>> START Given data

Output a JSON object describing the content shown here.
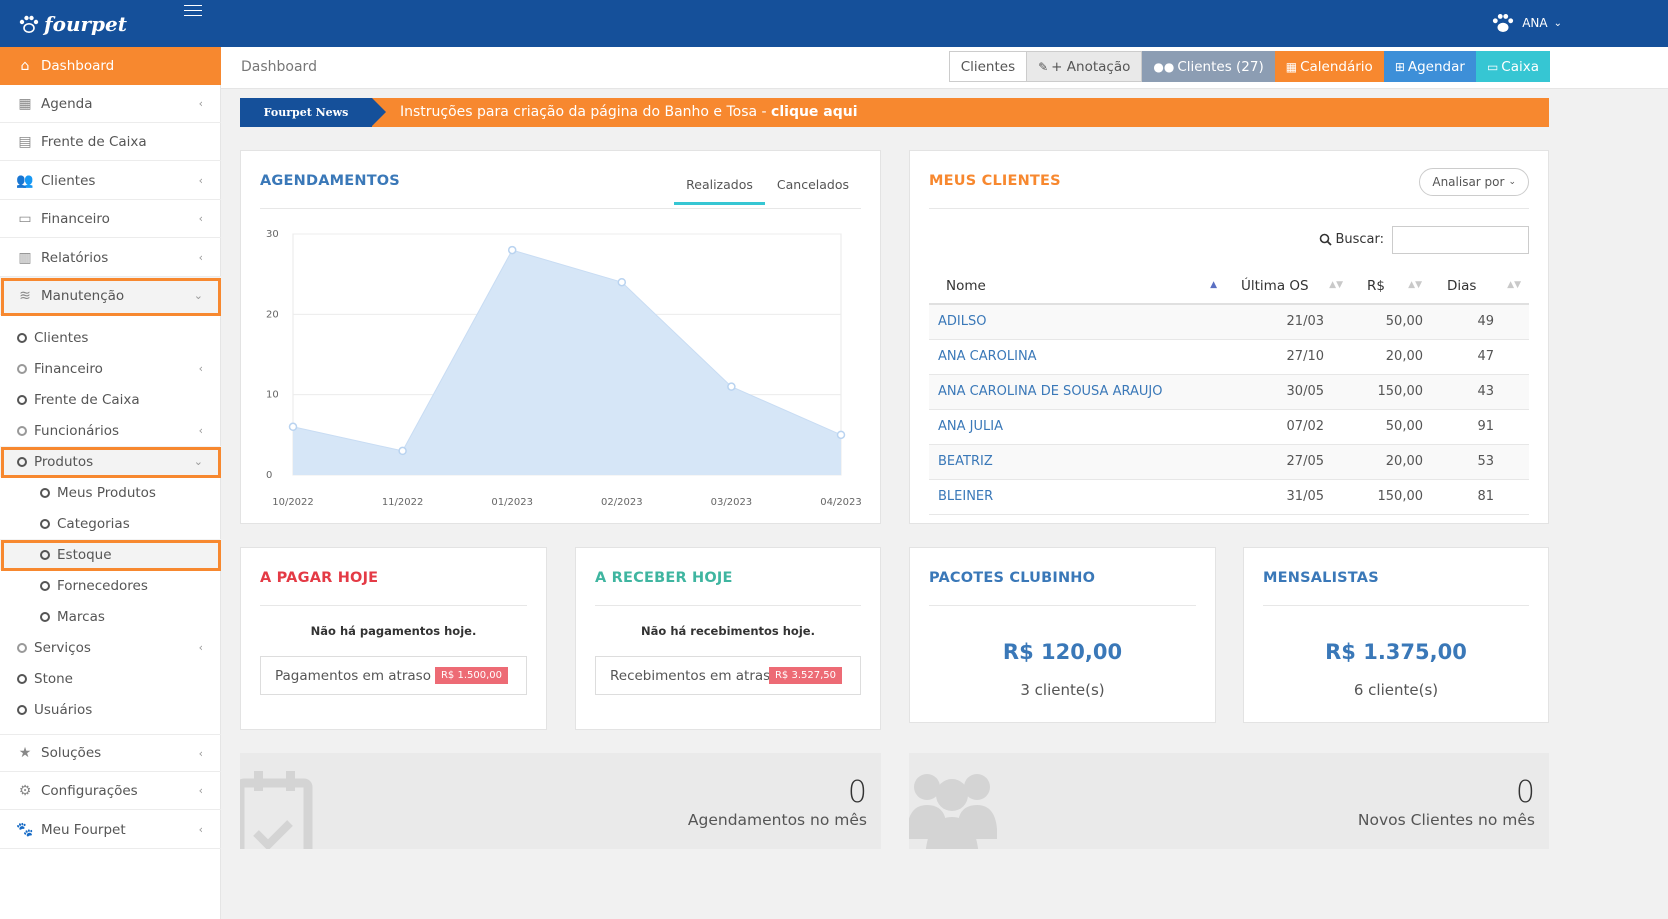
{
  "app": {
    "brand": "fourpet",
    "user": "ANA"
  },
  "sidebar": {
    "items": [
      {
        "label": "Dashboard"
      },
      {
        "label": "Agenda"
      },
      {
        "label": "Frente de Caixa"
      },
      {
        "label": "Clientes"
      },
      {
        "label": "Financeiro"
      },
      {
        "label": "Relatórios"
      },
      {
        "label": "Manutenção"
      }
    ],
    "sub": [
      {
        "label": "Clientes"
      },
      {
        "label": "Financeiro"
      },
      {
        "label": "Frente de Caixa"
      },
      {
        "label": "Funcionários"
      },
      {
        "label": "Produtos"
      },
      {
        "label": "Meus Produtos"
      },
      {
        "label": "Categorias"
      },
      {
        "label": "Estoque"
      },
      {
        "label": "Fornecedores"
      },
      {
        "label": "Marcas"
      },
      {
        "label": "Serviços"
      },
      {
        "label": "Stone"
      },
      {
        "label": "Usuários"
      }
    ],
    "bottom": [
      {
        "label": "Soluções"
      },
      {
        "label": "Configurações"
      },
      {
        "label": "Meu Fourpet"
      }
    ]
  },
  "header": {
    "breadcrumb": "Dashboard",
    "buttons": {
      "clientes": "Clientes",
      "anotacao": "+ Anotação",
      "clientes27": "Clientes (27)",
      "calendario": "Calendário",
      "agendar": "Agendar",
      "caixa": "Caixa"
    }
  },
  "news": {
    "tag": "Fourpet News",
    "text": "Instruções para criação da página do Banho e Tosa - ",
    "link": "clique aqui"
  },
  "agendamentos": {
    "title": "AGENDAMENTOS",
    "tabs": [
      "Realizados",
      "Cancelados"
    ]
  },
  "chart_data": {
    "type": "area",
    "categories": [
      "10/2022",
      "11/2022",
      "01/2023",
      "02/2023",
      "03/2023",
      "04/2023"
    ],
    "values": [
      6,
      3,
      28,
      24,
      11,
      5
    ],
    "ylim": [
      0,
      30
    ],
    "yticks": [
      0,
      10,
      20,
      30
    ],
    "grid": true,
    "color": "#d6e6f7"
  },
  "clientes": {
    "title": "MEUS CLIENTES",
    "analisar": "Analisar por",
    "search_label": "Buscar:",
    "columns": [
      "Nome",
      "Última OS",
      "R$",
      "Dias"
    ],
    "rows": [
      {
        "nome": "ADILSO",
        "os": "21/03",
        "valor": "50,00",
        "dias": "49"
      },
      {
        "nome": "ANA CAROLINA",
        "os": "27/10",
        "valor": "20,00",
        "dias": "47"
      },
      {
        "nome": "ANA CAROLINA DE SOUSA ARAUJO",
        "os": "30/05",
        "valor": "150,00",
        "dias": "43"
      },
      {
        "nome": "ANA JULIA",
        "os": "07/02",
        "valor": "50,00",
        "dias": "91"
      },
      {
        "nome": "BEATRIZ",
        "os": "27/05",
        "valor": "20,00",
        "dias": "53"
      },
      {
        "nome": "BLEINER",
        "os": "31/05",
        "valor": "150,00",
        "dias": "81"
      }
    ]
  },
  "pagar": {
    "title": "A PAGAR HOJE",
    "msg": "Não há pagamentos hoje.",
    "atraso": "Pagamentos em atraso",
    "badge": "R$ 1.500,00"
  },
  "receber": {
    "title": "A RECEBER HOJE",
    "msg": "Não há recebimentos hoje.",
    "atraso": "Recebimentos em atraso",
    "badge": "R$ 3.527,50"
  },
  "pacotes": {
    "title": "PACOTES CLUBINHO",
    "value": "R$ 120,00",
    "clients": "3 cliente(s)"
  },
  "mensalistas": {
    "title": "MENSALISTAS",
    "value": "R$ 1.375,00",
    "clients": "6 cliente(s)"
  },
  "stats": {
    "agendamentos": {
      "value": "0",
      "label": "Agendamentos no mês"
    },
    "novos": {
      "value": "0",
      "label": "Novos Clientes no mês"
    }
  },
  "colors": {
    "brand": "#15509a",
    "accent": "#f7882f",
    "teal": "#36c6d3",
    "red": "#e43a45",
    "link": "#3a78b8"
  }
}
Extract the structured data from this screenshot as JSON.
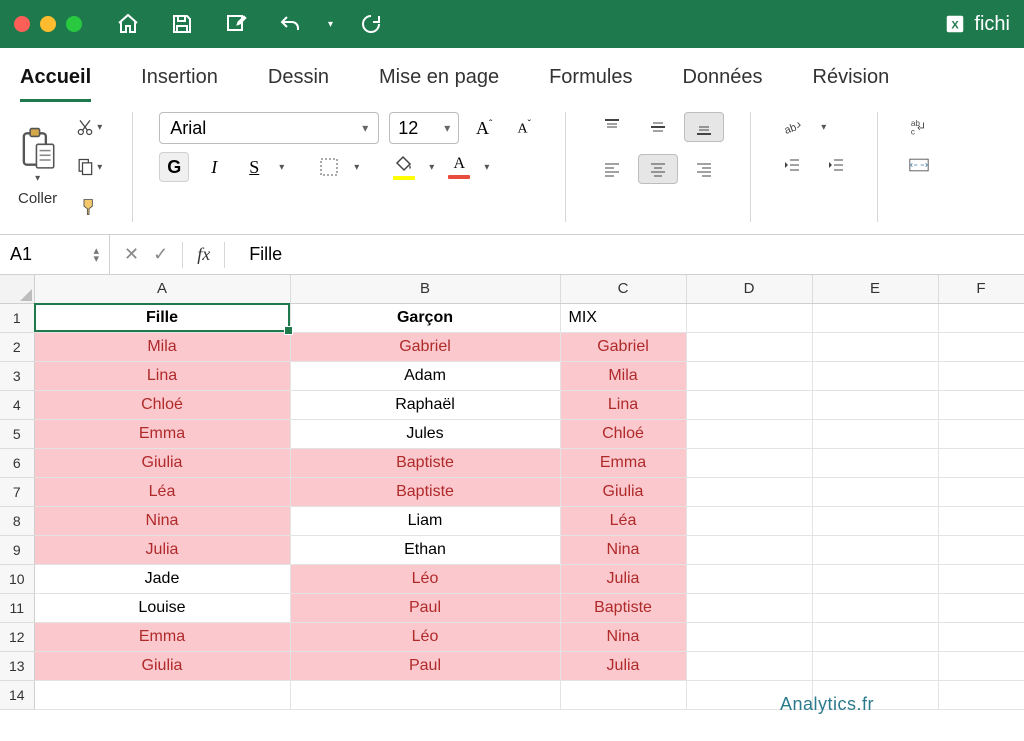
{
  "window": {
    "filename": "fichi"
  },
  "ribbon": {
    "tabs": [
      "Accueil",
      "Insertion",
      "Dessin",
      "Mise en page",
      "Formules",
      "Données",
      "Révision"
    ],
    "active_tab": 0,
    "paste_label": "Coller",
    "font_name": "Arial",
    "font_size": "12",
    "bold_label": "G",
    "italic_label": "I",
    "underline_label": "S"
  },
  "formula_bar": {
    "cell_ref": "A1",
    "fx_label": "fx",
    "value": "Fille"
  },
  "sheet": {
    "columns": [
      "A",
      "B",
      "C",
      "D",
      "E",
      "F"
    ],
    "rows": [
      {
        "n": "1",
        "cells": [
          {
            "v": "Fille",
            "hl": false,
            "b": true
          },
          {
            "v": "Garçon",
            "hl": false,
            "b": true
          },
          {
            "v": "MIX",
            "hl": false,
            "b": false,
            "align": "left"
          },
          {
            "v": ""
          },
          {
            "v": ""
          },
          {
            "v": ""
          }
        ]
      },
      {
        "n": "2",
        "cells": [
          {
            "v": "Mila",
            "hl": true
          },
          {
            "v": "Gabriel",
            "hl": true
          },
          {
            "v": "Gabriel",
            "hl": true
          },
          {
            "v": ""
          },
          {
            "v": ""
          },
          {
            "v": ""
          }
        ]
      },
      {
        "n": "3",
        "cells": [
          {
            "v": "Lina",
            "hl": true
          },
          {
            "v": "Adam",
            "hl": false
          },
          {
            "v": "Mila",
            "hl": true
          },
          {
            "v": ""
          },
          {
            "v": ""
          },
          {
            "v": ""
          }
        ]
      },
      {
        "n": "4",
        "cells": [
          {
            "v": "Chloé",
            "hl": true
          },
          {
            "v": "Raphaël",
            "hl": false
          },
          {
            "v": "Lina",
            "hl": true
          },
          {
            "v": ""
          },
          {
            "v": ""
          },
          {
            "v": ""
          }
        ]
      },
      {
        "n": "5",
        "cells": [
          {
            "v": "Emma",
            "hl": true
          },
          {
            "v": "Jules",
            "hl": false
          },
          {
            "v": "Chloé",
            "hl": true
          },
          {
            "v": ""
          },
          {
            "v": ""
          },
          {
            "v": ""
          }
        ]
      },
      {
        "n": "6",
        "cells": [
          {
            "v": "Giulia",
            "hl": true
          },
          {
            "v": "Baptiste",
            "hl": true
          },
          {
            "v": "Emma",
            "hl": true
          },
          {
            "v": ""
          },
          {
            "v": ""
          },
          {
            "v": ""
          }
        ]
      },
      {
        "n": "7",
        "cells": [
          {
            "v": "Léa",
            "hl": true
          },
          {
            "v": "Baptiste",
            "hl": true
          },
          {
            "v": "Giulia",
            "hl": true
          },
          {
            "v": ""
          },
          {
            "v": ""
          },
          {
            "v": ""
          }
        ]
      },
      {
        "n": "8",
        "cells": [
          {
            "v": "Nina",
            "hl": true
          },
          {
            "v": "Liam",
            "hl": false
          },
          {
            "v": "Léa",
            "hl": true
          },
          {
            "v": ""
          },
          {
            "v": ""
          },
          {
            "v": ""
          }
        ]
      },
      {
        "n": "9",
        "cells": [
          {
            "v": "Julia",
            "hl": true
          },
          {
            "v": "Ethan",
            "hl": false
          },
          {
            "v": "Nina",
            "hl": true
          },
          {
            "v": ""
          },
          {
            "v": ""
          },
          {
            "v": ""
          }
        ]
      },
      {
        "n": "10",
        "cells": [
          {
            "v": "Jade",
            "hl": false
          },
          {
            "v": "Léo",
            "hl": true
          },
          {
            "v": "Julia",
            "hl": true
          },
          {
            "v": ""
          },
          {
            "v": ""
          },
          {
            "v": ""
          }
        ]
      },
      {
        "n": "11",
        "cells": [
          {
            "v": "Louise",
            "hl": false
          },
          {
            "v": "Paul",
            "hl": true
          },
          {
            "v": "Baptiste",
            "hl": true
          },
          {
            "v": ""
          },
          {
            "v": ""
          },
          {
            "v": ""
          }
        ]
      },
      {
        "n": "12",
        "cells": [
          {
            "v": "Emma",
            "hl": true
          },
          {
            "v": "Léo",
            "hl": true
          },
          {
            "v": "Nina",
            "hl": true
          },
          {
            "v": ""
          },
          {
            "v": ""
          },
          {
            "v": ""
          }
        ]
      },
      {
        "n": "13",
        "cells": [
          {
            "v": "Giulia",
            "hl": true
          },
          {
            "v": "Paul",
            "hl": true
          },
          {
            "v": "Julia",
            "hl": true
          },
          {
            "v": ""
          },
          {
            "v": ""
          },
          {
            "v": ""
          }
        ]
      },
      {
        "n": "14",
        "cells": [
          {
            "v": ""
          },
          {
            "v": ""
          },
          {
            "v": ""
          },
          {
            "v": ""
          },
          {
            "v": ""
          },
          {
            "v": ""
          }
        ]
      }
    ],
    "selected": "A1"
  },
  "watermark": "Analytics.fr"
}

>> END Given data

= Requirement =
Your task is to collect every line above that contains the word "CAROLINA".

= Task response =
        "nome": "ANA CAROLINA",
        "nome": "ANA CAROLINA DE SOUSA ARAUJO",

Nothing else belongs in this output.